Copy out each line that has "JSON" in it.

++++ Dataset ++++

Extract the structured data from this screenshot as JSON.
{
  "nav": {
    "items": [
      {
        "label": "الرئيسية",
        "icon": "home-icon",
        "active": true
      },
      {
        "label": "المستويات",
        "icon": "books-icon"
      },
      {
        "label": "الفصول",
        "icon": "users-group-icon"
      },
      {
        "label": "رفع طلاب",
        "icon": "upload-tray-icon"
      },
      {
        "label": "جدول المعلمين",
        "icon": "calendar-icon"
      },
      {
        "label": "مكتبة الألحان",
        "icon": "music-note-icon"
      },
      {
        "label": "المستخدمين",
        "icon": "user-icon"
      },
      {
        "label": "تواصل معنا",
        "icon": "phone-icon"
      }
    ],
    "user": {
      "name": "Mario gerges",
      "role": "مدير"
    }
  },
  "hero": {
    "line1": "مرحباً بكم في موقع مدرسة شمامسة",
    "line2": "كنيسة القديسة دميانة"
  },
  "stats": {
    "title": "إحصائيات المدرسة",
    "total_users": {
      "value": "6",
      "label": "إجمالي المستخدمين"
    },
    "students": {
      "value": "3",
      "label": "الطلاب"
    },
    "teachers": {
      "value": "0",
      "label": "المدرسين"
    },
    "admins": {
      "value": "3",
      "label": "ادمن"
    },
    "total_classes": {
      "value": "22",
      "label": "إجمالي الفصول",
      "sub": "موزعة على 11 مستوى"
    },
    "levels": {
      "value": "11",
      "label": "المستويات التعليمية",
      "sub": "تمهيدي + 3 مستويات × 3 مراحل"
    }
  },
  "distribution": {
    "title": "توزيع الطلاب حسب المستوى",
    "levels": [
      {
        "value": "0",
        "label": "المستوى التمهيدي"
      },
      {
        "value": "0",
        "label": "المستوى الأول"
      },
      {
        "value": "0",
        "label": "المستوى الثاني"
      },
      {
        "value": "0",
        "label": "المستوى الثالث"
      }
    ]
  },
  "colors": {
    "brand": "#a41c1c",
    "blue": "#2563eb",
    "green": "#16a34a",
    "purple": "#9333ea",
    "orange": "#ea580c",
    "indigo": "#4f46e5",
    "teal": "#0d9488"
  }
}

++++
++++ Dataset ++++

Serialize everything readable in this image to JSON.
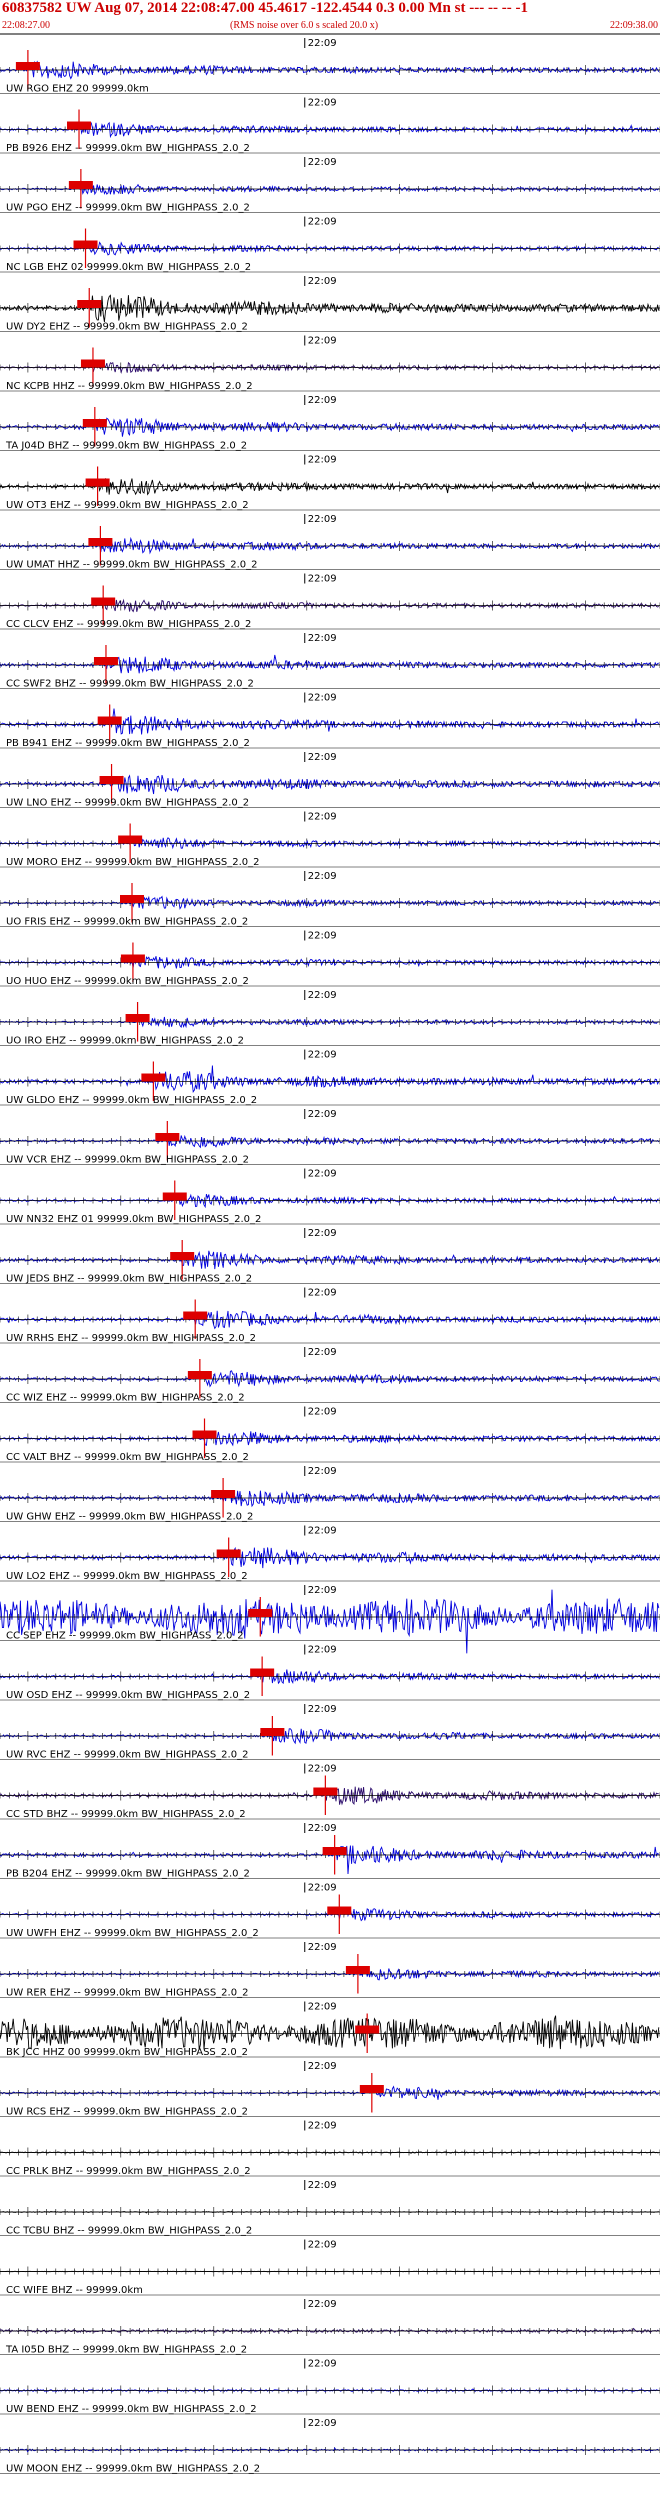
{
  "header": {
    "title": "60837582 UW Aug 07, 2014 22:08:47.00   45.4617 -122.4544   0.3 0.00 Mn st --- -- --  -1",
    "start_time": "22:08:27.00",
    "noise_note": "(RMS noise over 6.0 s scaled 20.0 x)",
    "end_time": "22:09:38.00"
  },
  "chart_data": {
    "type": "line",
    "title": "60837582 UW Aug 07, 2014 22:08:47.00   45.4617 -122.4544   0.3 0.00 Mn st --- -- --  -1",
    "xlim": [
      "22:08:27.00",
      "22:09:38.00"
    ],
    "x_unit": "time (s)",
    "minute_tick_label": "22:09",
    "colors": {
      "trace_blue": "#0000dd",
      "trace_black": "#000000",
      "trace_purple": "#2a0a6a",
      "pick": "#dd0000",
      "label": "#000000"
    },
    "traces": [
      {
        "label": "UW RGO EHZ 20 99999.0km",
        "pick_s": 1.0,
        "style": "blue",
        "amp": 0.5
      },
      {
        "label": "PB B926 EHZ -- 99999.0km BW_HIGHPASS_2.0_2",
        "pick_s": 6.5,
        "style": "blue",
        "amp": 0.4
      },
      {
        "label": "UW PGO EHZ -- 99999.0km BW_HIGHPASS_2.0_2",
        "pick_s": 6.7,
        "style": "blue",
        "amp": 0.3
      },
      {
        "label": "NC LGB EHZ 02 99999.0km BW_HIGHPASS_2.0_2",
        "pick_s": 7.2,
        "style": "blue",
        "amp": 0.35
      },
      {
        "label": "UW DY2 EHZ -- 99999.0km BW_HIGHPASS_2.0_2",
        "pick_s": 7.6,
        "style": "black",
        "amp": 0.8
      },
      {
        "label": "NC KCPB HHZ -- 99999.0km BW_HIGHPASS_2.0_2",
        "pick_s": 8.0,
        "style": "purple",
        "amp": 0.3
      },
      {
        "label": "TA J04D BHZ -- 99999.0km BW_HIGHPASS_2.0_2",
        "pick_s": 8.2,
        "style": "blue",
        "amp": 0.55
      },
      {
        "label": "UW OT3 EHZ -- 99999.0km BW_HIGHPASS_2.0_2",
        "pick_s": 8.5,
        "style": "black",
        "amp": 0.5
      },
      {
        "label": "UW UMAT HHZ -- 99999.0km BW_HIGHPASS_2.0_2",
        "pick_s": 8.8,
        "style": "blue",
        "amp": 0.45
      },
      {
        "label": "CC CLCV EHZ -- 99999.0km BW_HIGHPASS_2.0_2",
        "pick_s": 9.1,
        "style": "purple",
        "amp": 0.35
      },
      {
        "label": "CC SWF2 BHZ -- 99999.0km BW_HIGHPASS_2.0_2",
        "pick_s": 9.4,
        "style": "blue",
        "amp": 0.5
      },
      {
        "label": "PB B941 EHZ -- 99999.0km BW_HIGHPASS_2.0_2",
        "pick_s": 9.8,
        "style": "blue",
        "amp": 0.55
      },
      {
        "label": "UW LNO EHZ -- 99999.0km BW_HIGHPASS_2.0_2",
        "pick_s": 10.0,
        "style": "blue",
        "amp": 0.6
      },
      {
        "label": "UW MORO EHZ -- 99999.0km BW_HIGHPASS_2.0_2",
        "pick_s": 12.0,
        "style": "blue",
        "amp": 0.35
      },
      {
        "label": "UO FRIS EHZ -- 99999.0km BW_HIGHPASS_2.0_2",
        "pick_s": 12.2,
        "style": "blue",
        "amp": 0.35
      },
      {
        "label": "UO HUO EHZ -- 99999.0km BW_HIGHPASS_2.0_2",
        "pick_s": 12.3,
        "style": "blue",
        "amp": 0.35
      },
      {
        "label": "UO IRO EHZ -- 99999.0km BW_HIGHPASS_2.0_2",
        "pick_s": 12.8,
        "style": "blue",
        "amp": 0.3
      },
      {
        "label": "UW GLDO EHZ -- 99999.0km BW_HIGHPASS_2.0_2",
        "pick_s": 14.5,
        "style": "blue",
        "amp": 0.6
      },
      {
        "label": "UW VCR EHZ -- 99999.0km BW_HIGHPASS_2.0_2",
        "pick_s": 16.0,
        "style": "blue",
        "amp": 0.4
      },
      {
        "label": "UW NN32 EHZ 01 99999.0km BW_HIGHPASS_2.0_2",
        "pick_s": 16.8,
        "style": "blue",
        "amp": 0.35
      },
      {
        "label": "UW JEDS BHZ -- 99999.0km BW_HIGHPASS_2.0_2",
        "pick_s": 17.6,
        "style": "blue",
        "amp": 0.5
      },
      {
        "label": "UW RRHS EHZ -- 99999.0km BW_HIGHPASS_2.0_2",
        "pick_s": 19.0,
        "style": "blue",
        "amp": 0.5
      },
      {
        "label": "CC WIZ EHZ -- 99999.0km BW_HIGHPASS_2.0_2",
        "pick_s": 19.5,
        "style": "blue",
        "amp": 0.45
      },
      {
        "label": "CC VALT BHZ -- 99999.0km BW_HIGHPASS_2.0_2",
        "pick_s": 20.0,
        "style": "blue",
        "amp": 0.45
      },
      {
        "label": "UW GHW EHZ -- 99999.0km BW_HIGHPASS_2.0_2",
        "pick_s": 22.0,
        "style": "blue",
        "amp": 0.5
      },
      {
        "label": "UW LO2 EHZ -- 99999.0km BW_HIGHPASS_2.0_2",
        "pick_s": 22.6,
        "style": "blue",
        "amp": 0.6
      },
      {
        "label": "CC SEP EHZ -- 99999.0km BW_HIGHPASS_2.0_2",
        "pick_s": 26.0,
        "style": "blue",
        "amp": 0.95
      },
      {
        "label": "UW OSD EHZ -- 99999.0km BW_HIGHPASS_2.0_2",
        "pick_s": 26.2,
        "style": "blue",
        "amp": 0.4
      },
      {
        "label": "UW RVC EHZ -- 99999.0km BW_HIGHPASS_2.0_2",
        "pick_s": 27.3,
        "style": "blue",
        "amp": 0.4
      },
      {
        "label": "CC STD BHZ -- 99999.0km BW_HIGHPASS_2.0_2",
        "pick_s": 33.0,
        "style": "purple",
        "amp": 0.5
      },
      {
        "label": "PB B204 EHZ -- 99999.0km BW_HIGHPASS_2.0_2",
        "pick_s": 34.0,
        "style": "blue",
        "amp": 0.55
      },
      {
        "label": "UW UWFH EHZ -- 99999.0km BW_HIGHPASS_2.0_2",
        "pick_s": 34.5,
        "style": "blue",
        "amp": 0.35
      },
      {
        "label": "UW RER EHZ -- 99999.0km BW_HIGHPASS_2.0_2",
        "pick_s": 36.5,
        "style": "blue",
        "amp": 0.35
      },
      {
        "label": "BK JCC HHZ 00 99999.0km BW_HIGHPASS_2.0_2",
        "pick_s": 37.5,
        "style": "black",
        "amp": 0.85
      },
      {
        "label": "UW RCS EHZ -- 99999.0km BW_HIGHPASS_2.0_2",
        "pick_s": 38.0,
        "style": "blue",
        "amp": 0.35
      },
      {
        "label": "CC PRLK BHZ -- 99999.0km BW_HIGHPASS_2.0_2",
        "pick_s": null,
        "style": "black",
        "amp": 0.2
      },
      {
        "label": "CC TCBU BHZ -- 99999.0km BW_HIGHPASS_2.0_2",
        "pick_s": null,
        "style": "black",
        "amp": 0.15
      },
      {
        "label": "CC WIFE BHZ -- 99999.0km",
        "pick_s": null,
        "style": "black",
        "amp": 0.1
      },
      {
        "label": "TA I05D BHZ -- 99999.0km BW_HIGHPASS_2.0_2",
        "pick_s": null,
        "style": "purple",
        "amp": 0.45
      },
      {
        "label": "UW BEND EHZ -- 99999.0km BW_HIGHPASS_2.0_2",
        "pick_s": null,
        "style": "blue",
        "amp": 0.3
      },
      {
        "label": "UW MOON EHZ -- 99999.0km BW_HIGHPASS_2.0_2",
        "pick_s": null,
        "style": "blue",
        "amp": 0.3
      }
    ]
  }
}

++++

▸ **Response to the task**
Extract the structured data from this screenshot as JSON.
Serialize everything readable in this image to JSON.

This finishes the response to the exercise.